■ **TASK TO COMPLETE**: Copy all lines below exactly as written. Leave pictures out.

(Dataset listings of figures)
- - -

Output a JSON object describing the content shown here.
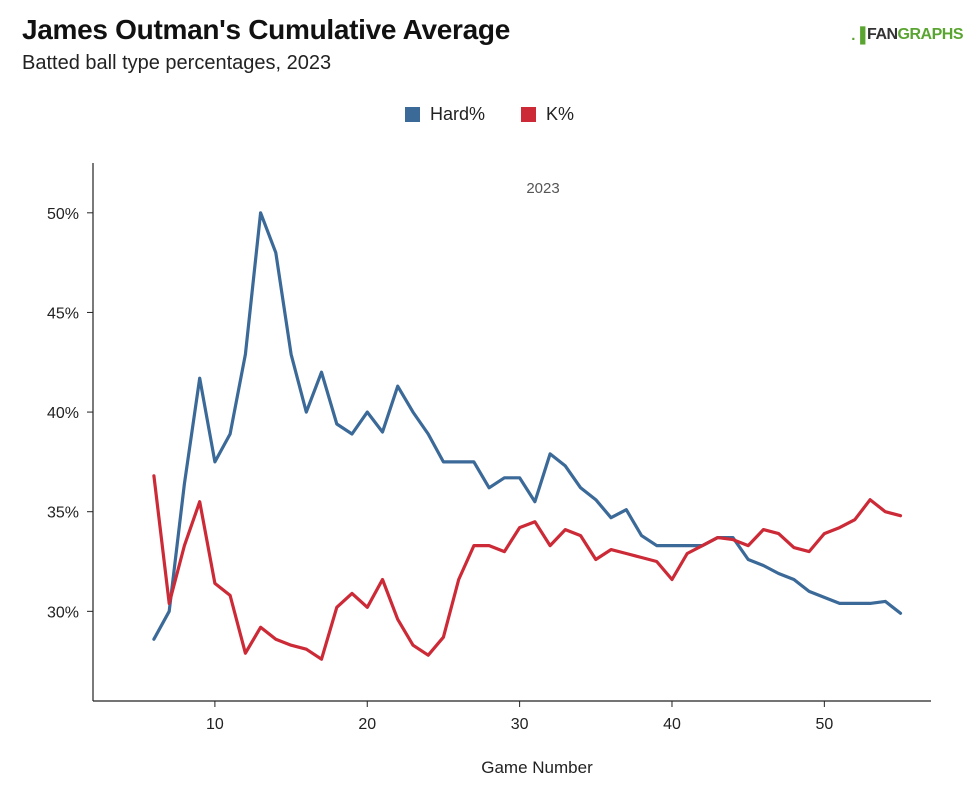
{
  "header": {
    "title": "James Outman's Cumulative Average",
    "subtitle": "Batted ball type percentages, 2023"
  },
  "logo": {
    "mark": ".▐",
    "fan": "FAN",
    "graphs": "GRAPHS"
  },
  "chart_data": {
    "type": "line",
    "title": "James Outman's Cumulative Average",
    "subtitle": "Batted ball type percentages, 2023",
    "xlabel": "Game Number",
    "ylabel": "",
    "annotation": "2023",
    "xlim": [
      2,
      57
    ],
    "ylim": [
      25.5,
      52.5
    ],
    "xticks": [
      10,
      20,
      30,
      40,
      50
    ],
    "xtick_labels": [
      "10",
      "20",
      "30",
      "40",
      "50"
    ],
    "yticks": [
      30,
      35,
      40,
      45,
      50
    ],
    "ytick_labels": [
      "30%",
      "35%",
      "40%",
      "45%",
      "50%"
    ],
    "grid": false,
    "legend_position": "top-center",
    "x": [
      6,
      7,
      8,
      9,
      10,
      11,
      12,
      13,
      14,
      15,
      16,
      17,
      18,
      19,
      20,
      21,
      22,
      23,
      24,
      25,
      26,
      27,
      28,
      29,
      30,
      31,
      32,
      33,
      34,
      35,
      36,
      37,
      38,
      39,
      40,
      41,
      42,
      43,
      44,
      45,
      46,
      47,
      48,
      49,
      50,
      51,
      52,
      53,
      54,
      55
    ],
    "series": [
      {
        "name": "Hard%",
        "color": "#3b6998",
        "values": [
          28.6,
          30.0,
          36.4,
          41.7,
          37.5,
          38.9,
          42.9,
          50.0,
          48.0,
          42.9,
          40.0,
          42.0,
          39.4,
          38.9,
          40.0,
          39.0,
          41.3,
          40.0,
          38.9,
          37.5,
          37.5,
          37.5,
          36.2,
          36.7,
          36.7,
          35.5,
          37.9,
          37.3,
          36.2,
          35.6,
          34.7,
          35.1,
          33.8,
          33.3,
          33.3,
          33.3,
          33.3,
          33.7,
          33.7,
          32.6,
          32.3,
          31.9,
          31.6,
          31.0,
          30.7,
          30.4,
          30.4,
          30.4,
          30.5,
          29.9
        ]
      },
      {
        "name": "K%",
        "color": "#cc2a36",
        "values": [
          36.8,
          30.4,
          33.3,
          35.5,
          31.4,
          30.8,
          27.9,
          29.2,
          28.6,
          28.3,
          28.1,
          27.6,
          30.2,
          30.9,
          30.2,
          31.6,
          29.6,
          28.3,
          27.8,
          28.7,
          31.6,
          33.3,
          33.3,
          33.0,
          34.2,
          34.5,
          33.3,
          34.1,
          33.8,
          32.6,
          33.1,
          32.9,
          32.7,
          32.5,
          31.6,
          32.9,
          33.3,
          33.7,
          33.6,
          33.3,
          34.1,
          33.9,
          33.2,
          33.0,
          33.9,
          34.2,
          34.6,
          35.6,
          35.0,
          34.8
        ]
      }
    ]
  }
}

- - -

■ **EXERCISE OUTPUT**:
Output a JSON object describing the content shown here.
{
  "header": {
    "title": "James Outman's Cumulative Average",
    "subtitle": "Batted ball type percentages, 2023"
  },
  "logo": {
    "mark": ".▐",
    "fan": "FAN",
    "graphs": "GRAPHS"
  },
  "chart_data": {
    "type": "line",
    "title": "James Outman's Cumulative Average",
    "subtitle": "Batted ball type percentages, 2023",
    "xlabel": "Game Number",
    "ylabel": "",
    "annotation": "2023",
    "xlim": [
      2,
      57
    ],
    "ylim": [
      25.5,
      52.5
    ],
    "xticks": [
      10,
      20,
      30,
      40,
      50
    ],
    "xtick_labels": [
      "10",
      "20",
      "30",
      "40",
      "50"
    ],
    "yticks": [
      30,
      35,
      40,
      45,
      50
    ],
    "ytick_labels": [
      "30%",
      "35%",
      "40%",
      "45%",
      "50%"
    ],
    "grid": false,
    "legend_position": "top-center",
    "x": [
      6,
      7,
      8,
      9,
      10,
      11,
      12,
      13,
      14,
      15,
      16,
      17,
      18,
      19,
      20,
      21,
      22,
      23,
      24,
      25,
      26,
      27,
      28,
      29,
      30,
      31,
      32,
      33,
      34,
      35,
      36,
      37,
      38,
      39,
      40,
      41,
      42,
      43,
      44,
      45,
      46,
      47,
      48,
      49,
      50,
      51,
      52,
      53,
      54,
      55
    ],
    "series": [
      {
        "name": "Hard%",
        "color": "#3b6998",
        "values": [
          28.6,
          30.0,
          36.4,
          41.7,
          37.5,
          38.9,
          42.9,
          50.0,
          48.0,
          42.9,
          40.0,
          42.0,
          39.4,
          38.9,
          40.0,
          39.0,
          41.3,
          40.0,
          38.9,
          37.5,
          37.5,
          37.5,
          36.2,
          36.7,
          36.7,
          35.5,
          37.9,
          37.3,
          36.2,
          35.6,
          34.7,
          35.1,
          33.8,
          33.3,
          33.3,
          33.3,
          33.3,
          33.7,
          33.7,
          32.6,
          32.3,
          31.9,
          31.6,
          31.0,
          30.7,
          30.4,
          30.4,
          30.4,
          30.5,
          29.9
        ]
      },
      {
        "name": "K%",
        "color": "#cc2a36",
        "values": [
          36.8,
          30.4,
          33.3,
          35.5,
          31.4,
          30.8,
          27.9,
          29.2,
          28.6,
          28.3,
          28.1,
          27.6,
          30.2,
          30.9,
          30.2,
          31.6,
          29.6,
          28.3,
          27.8,
          28.7,
          31.6,
          33.3,
          33.3,
          33.0,
          34.2,
          34.5,
          33.3,
          34.1,
          33.8,
          32.6,
          33.1,
          32.9,
          32.7,
          32.5,
          31.6,
          32.9,
          33.3,
          33.7,
          33.6,
          33.3,
          34.1,
          33.9,
          33.2,
          33.0,
          33.9,
          34.2,
          34.6,
          35.6,
          35.0,
          34.8
        ]
      }
    ]
  }
}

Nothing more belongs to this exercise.